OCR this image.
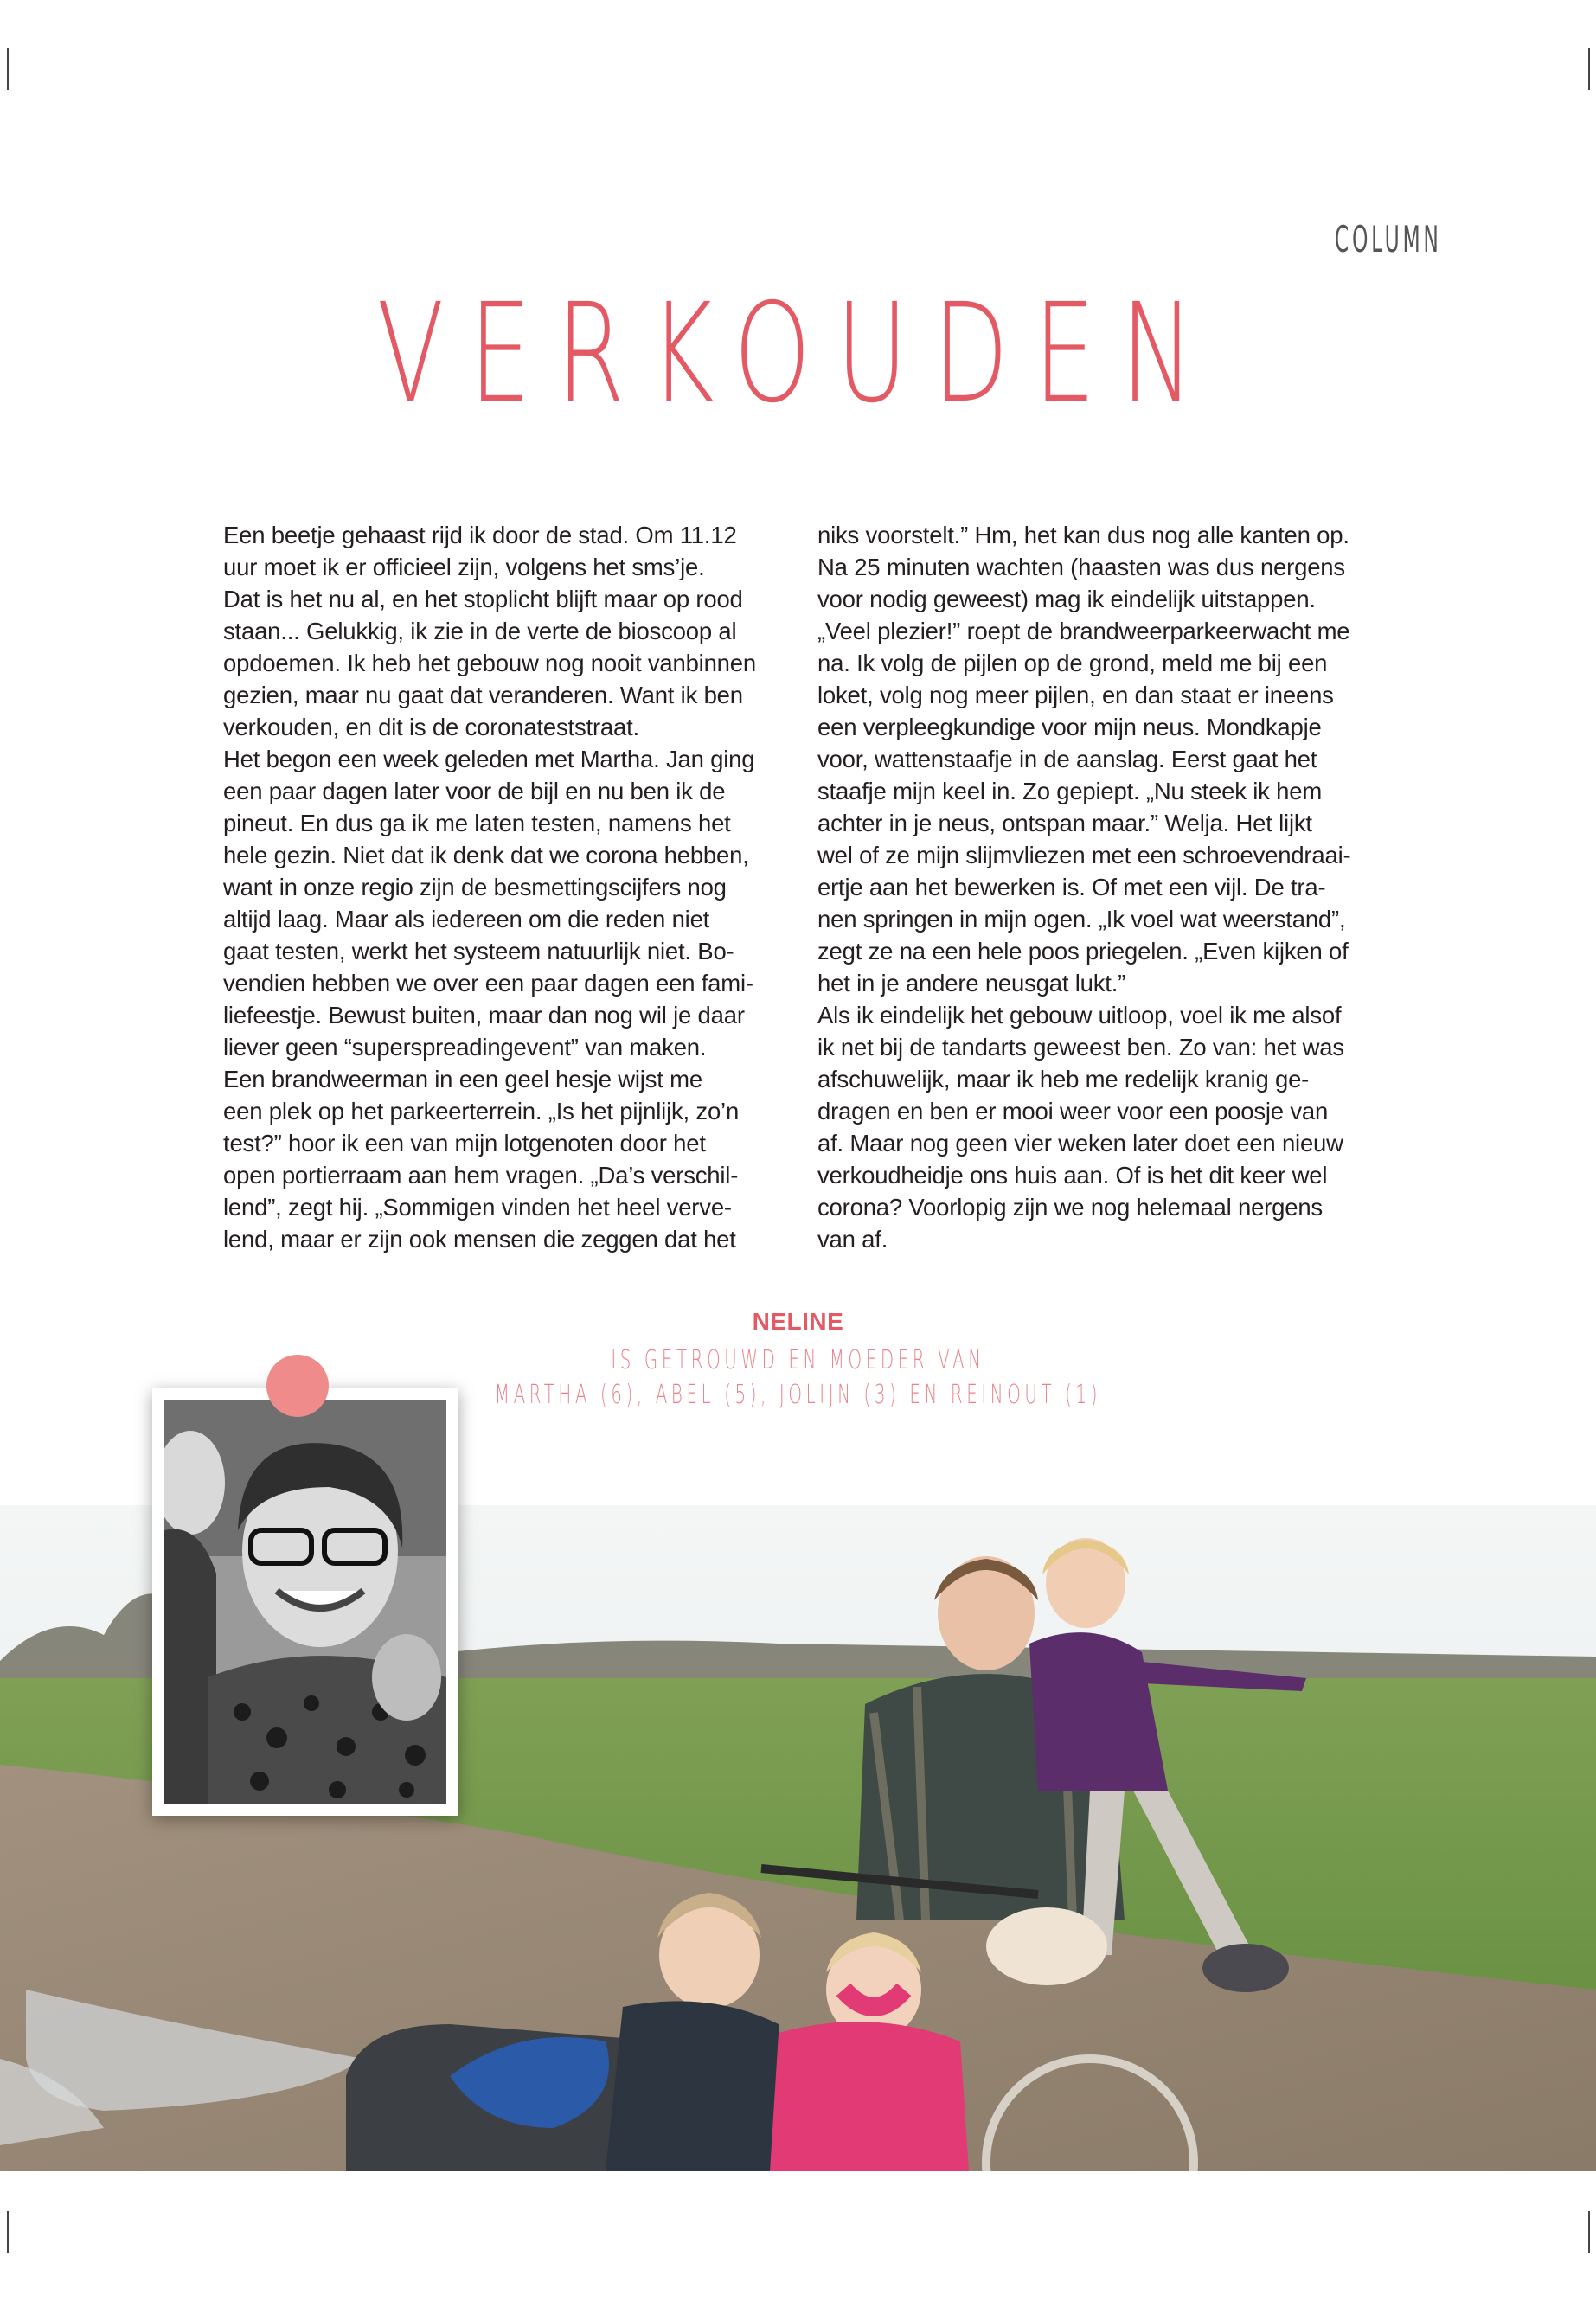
COLUMN
VERKOUDEN

Een beetje gehaast rijd ik door de stad. Om 11.12

uur moet ik er officieel zijn, volgens het sms’je.

Dat is het nu al, en het stoplicht blijft maar op rood

staan... Gelukkig, ik zie in de verte de bioscoop al

opdoemen. Ik heb het gebouw nog nooit vanbinnen

gezien, maar nu gaat dat veranderen. Want ik ben

verkouden, en dit is de coronateststraat.

Het begon een week geleden met Martha. Jan ging

een paar dagen later voor de bijl en nu ben ik de

pineut. En dus ga ik me laten testen, namens het

hele gezin. Niet dat ik denk dat we corona hebben,

want in onze regio zijn de besmettingscijfers nog

altijd laag. Maar als iedereen om die reden niet

gaat testen, werkt het systeem natuurlijk niet. Bo-

vendien hebben we over een paar dagen een fami-

liefeestje. Bewust buiten, maar dan nog wil je daar

liever geen “superspreadingevent” van maken.

Een brandweerman in een geel hesje wijst me

een plek op het parkeerterrein. „Is het pijnlijk, zo’n

test?” hoor ik een van mijn lotgenoten door het

open portierraam aan hem vragen. „Da’s verschil-

lend”, zegt hij. „Sommigen vinden het heel verve-

lend, maar er zijn ook mensen die zeggen dat het

niks voorstelt.” Hm, het kan dus nog alle kanten op.

Na 25 minuten wachten (haasten was dus nergens

voor nodig geweest) mag ik eindelijk uitstappen.

„Veel plezier!” roept de brandweerparkeerwacht me

na. Ik volg de pijlen op de grond, meld me bij een

loket, volg nog meer pijlen, en dan staat er ineens

een verpleegkundige voor mijn neus. Mondkapje

voor, wattenstaafje in de aanslag. Eerst gaat het

staafje mijn keel in. Zo gepiept. „Nu steek ik hem

achter in je neus, ontspan maar.” Welja. Het lijkt

wel of ze mijn slijmvliezen met een schroevendraai-

ertje aan het bewerken is. Of met een vijl. De tra-

nen springen in mijn ogen. „Ik voel wat weerstand”,

zegt ze na een hele poos priegelen. „Even kijken of

het in je andere neusgat lukt.”

Als ik eindelijk het gebouw uitloop, voel ik me alsof

ik net bij de tandarts geweest ben. Zo van: het was

afschuwelijk, maar ik heb me redelijk kranig ge-

dragen en ben er mooi weer voor een poosje van

af. Maar nog geen vier weken later doet een nieuw

verkoudheidje ons huis aan. Of is het dit keer wel

corona? Voorlopig zijn we nog helemaal nergens

van af.

NELINE
IS GETROUWD EN MOEDER VAN
MARTHA (6), ABEL (5), JOLIJN (3) EN REINOUT (1)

(Work to complete): Show all lines from the records above where the word "dagen" occurs.

(Result of the exercise):
een paar dagen later voor de bijl en nu ben ik de
vendien hebben we over een paar dagen een fami-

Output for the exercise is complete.